■ **To do**: Copy out the listing that follows, exact in every word, and skip the images.

Extracts from a graphics dataset

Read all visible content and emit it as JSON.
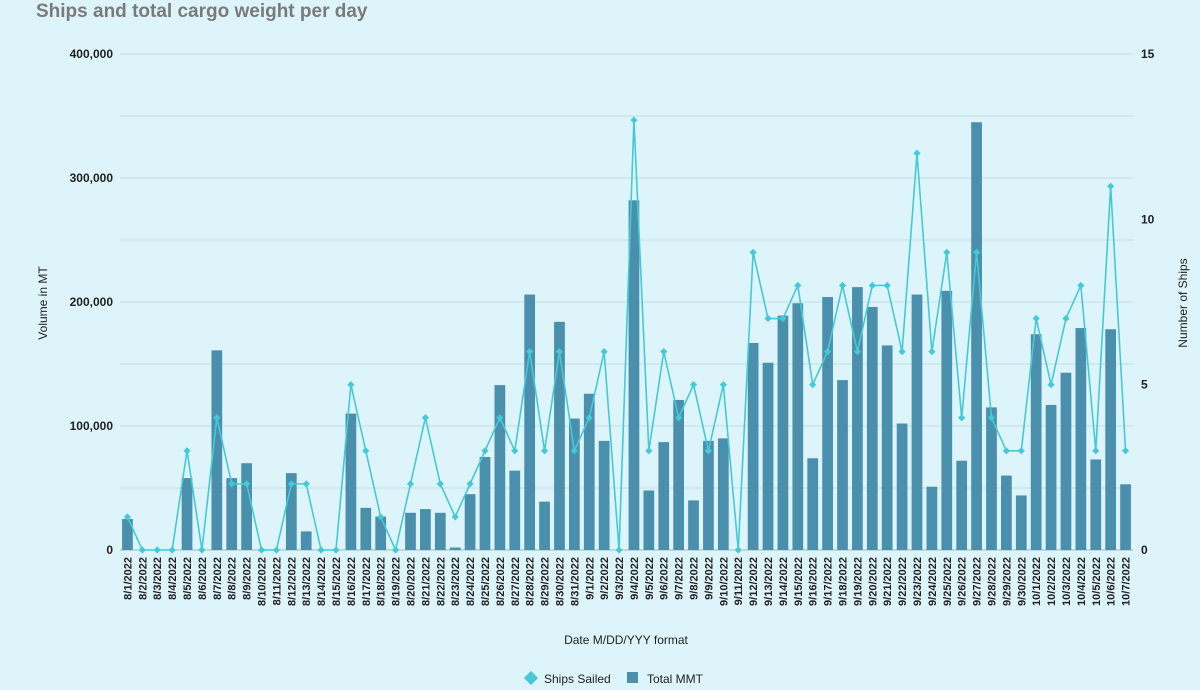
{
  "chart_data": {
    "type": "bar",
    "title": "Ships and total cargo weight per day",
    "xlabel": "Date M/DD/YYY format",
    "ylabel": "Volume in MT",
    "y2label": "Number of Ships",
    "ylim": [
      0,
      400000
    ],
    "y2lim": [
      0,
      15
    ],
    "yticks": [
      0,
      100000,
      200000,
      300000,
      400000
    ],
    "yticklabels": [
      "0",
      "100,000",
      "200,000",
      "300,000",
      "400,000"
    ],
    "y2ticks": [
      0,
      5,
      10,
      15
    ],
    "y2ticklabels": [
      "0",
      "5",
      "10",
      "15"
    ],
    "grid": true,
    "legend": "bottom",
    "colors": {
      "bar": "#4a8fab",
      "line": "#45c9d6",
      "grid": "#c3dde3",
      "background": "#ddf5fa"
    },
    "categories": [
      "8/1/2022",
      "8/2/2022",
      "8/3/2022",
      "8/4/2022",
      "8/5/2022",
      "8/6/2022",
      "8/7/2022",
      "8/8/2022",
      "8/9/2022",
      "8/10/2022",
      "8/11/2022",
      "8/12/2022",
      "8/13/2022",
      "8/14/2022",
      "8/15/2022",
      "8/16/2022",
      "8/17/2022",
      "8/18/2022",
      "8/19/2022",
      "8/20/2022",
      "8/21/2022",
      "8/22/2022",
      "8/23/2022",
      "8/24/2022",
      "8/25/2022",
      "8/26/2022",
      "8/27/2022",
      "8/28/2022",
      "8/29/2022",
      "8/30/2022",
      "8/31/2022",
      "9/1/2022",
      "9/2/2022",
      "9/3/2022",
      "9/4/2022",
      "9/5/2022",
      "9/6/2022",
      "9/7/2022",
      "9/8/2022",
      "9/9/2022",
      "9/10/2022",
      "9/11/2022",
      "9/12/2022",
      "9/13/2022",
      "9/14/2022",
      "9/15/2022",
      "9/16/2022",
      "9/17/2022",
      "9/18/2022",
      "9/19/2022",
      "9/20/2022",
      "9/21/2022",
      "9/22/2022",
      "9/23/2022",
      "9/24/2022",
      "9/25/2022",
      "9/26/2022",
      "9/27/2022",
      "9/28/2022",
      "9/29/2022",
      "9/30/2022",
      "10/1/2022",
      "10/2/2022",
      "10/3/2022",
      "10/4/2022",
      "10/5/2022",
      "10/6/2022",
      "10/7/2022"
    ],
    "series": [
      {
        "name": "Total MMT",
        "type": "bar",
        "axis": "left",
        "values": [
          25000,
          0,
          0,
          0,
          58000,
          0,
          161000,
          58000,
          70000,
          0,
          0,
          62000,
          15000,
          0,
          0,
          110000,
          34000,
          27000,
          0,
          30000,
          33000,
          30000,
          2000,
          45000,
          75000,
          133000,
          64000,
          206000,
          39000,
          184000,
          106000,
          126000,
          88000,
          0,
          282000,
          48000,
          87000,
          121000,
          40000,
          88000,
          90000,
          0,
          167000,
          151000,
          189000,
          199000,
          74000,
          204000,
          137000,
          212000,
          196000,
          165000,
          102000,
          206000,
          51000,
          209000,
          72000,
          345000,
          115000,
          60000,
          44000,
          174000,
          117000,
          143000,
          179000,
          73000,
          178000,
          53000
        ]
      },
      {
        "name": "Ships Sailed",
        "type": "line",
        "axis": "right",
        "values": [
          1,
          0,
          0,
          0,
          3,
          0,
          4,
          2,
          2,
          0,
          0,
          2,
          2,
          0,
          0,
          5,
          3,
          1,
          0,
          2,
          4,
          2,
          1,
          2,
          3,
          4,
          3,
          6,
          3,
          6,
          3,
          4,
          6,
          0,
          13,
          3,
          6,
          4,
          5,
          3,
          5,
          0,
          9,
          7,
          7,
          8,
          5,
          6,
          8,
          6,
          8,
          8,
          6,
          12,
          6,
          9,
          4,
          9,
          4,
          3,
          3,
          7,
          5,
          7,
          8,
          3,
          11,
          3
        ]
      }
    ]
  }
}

■ **Task output**:
Read all visible content and emit it as JSON.
{
  "chart_data": {
    "type": "bar",
    "title": "Ships and total cargo weight per day",
    "xlabel": "Date M/DD/YYY format",
    "ylabel": "Volume in MT",
    "y2label": "Number of Ships",
    "ylim": [
      0,
      400000
    ],
    "y2lim": [
      0,
      15
    ],
    "yticks": [
      0,
      100000,
      200000,
      300000,
      400000
    ],
    "yticklabels": [
      "0",
      "100,000",
      "200,000",
      "300,000",
      "400,000"
    ],
    "y2ticks": [
      0,
      5,
      10,
      15
    ],
    "y2ticklabels": [
      "0",
      "5",
      "10",
      "15"
    ],
    "grid": true,
    "legend": "bottom",
    "colors": {
      "bar": "#4a8fab",
      "line": "#45c9d6",
      "grid": "#c3dde3",
      "background": "#ddf5fa"
    },
    "categories": [
      "8/1/2022",
      "8/2/2022",
      "8/3/2022",
      "8/4/2022",
      "8/5/2022",
      "8/6/2022",
      "8/7/2022",
      "8/8/2022",
      "8/9/2022",
      "8/10/2022",
      "8/11/2022",
      "8/12/2022",
      "8/13/2022",
      "8/14/2022",
      "8/15/2022",
      "8/16/2022",
      "8/17/2022",
      "8/18/2022",
      "8/19/2022",
      "8/20/2022",
      "8/21/2022",
      "8/22/2022",
      "8/23/2022",
      "8/24/2022",
      "8/25/2022",
      "8/26/2022",
      "8/27/2022",
      "8/28/2022",
      "8/29/2022",
      "8/30/2022",
      "8/31/2022",
      "9/1/2022",
      "9/2/2022",
      "9/3/2022",
      "9/4/2022",
      "9/5/2022",
      "9/6/2022",
      "9/7/2022",
      "9/8/2022",
      "9/9/2022",
      "9/10/2022",
      "9/11/2022",
      "9/12/2022",
      "9/13/2022",
      "9/14/2022",
      "9/15/2022",
      "9/16/2022",
      "9/17/2022",
      "9/18/2022",
      "9/19/2022",
      "9/20/2022",
      "9/21/2022",
      "9/22/2022",
      "9/23/2022",
      "9/24/2022",
      "9/25/2022",
      "9/26/2022",
      "9/27/2022",
      "9/28/2022",
      "9/29/2022",
      "9/30/2022",
      "10/1/2022",
      "10/2/2022",
      "10/3/2022",
      "10/4/2022",
      "10/5/2022",
      "10/6/2022",
      "10/7/2022"
    ],
    "series": [
      {
        "name": "Total MMT",
        "type": "bar",
        "axis": "left",
        "values": [
          25000,
          0,
          0,
          0,
          58000,
          0,
          161000,
          58000,
          70000,
          0,
          0,
          62000,
          15000,
          0,
          0,
          110000,
          34000,
          27000,
          0,
          30000,
          33000,
          30000,
          2000,
          45000,
          75000,
          133000,
          64000,
          206000,
          39000,
          184000,
          106000,
          126000,
          88000,
          0,
          282000,
          48000,
          87000,
          121000,
          40000,
          88000,
          90000,
          0,
          167000,
          151000,
          189000,
          199000,
          74000,
          204000,
          137000,
          212000,
          196000,
          165000,
          102000,
          206000,
          51000,
          209000,
          72000,
          345000,
          115000,
          60000,
          44000,
          174000,
          117000,
          143000,
          179000,
          73000,
          178000,
          53000
        ]
      },
      {
        "name": "Ships Sailed",
        "type": "line",
        "axis": "right",
        "values": [
          1,
          0,
          0,
          0,
          3,
          0,
          4,
          2,
          2,
          0,
          0,
          2,
          2,
          0,
          0,
          5,
          3,
          1,
          0,
          2,
          4,
          2,
          1,
          2,
          3,
          4,
          3,
          6,
          3,
          6,
          3,
          4,
          6,
          0,
          13,
          3,
          6,
          4,
          5,
          3,
          5,
          0,
          9,
          7,
          7,
          8,
          5,
          6,
          8,
          6,
          8,
          8,
          6,
          12,
          6,
          9,
          4,
          9,
          4,
          3,
          3,
          7,
          5,
          7,
          8,
          3,
          11,
          3
        ]
      }
    ]
  }
}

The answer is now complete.